TEXTE À LIRE>
+-------+

Le Courrier des Yvelines (Saint-Germain-en-Laye)
«J’ai des dossiers sur chacun d’eux» : la guerre continue entre le maire et son conseil
Le conseil municipal de Triel-sur-Seine a voté contre le budget présenté par le maire Cédric Aoun, mercredi 3 avril. Ce dernier se dit victime de « trahisons » et persuadé que le budget sera « validé » par la préfecture.
Un électeur n’y retrouverait pas son bulletin de vote. Mercredi 3 avril, la séance consacrée notamment au budget 2024 de la Ville de Triel-surSeine a marqué une nouvelle étape dans la déliquescence du mandat municipal en cours.
Quatre ans après le renouvellement quasi complet des 33 conseillers municipaux et la victoire de la liste «Triel, c’est vous!» emmenée par Cédric Aoun (48 % au second tour, 25 élus), la composition du conseil a été complètement rebattue. À un point tel que la liste majoritaire ne l’est plus. Les groupes d’opposition sont passés de 2 à 4. Quelques conseillers indépendants complètent ce tableau chaotique.
Vote à bulletin secret
Mercredi, à bulletin secret (à la demande de «Triel, c’est vous ! »), 17 conseillers ont voté contre une série de délibérations, dont l’approbation du budget 2024, du compte administratif 2023, de l’affectation des résultats 2023 et des taux d’imposition 2024. En face, 16 ont voté pour.
La situation ne semble pas inquiéter le maire, persuadé que le budget sera validé, in fine, par la chambre régionale des comptes et le préfet.
« Un budget basé sur 2023, ça m’arrange »

+-------+

EXTRAIT DE DONNÉES>
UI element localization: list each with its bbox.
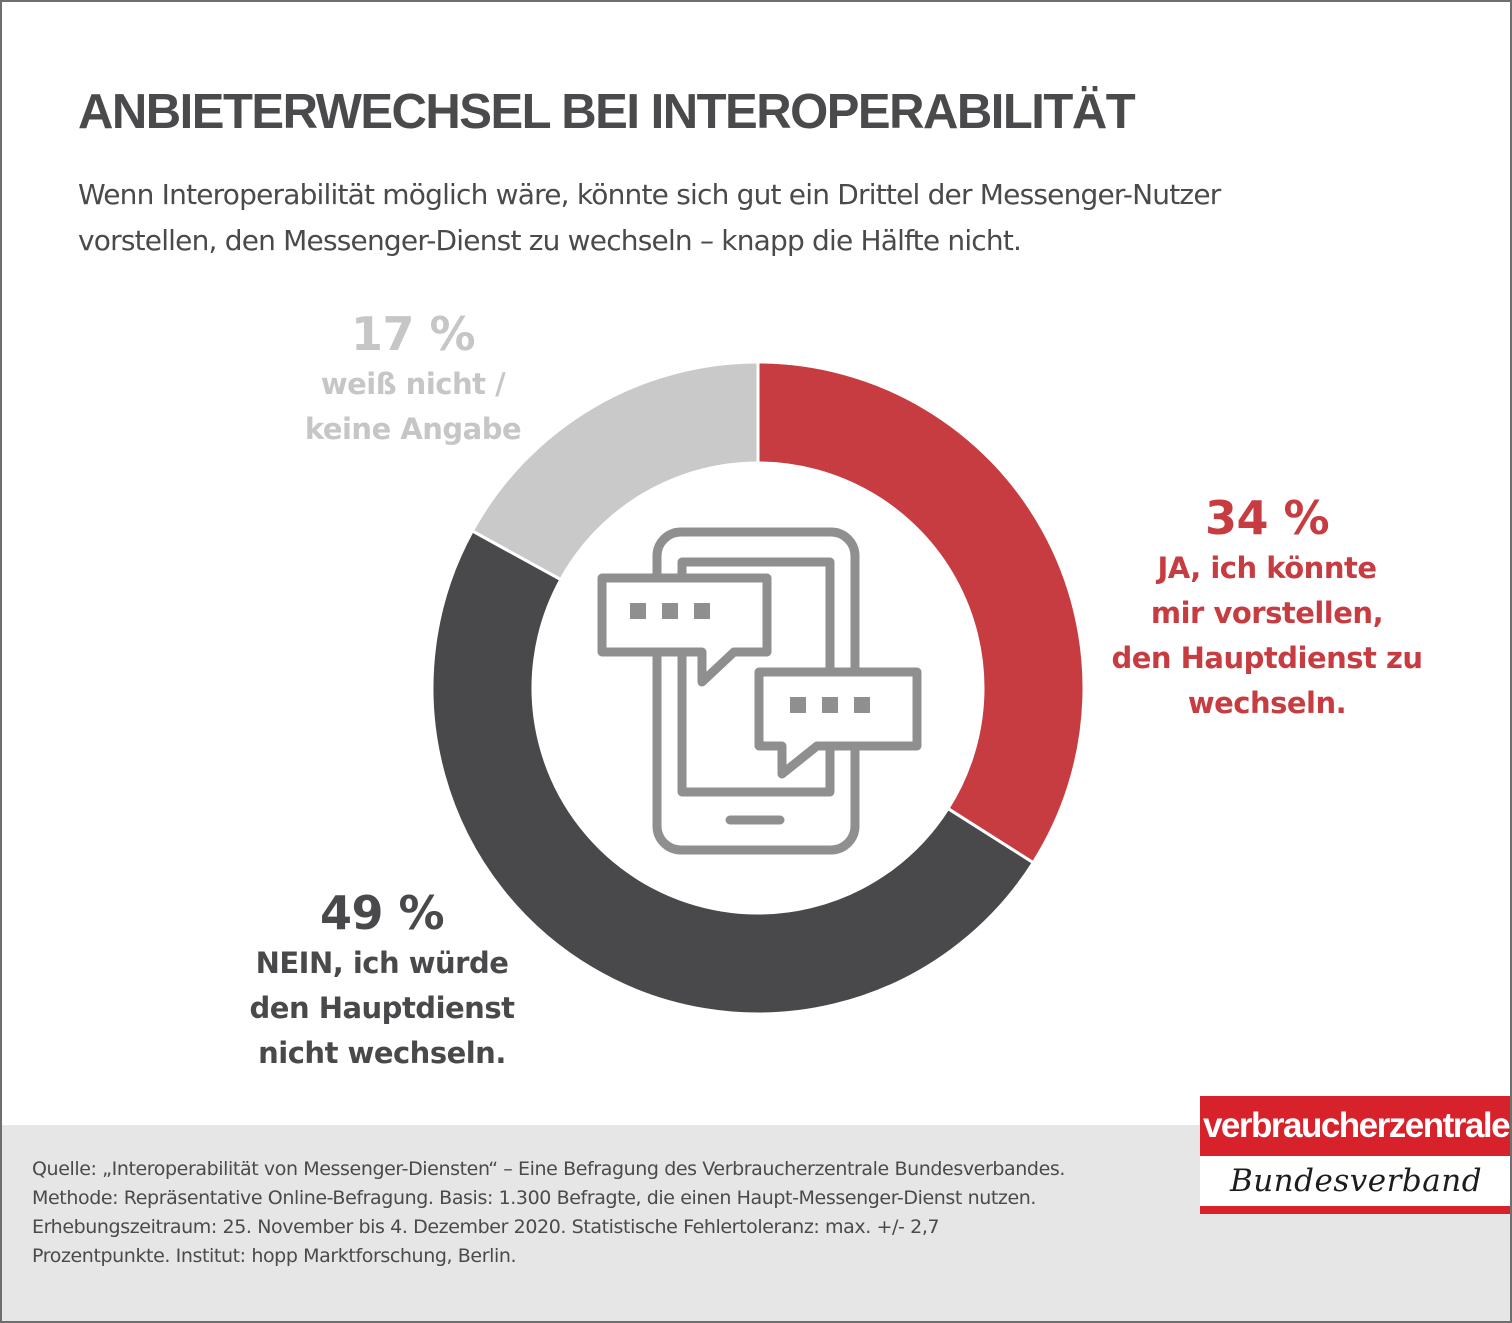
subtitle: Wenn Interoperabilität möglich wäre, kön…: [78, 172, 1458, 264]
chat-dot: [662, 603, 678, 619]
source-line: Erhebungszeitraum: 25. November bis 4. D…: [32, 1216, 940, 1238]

+-------+

CONSIGNE> Prolongez l'article sur le budget de Triel-sur-Seine à partir de l'endroit où il s'interrompt. Ces données n'ont aucun lien avec l'article sur le budget de Triel-sur-Seine.

RÉSULTAT PRODUIT>
Avant le vote déjà, il avait affirmé : «Si la préfecture impose un budget basé sur 2023, ça m’arrange, c’était l’année la plus forte en investissement. »
L’optimisme du maire risque d’être contrarié. Sur le plan de l’investissement, il n’y a guère de chance que le prochain budget permette autre chose que de terminer les travaux en cours. Ceux de la Maison de la petite enfance par exemple, dont le chantier est arrêté depuis quelques mois.
Quoiqu’il en soit, il est présomptueux d’anticiper l’analyse de la chambre régionale des comptes, et celle du contexte politique de la préfecture, plutôt occupée à préparer les Jeux olympiques par ailleurs. Le service communication préfectoral n’a pas répondu à notre sollicitation sur le sujet.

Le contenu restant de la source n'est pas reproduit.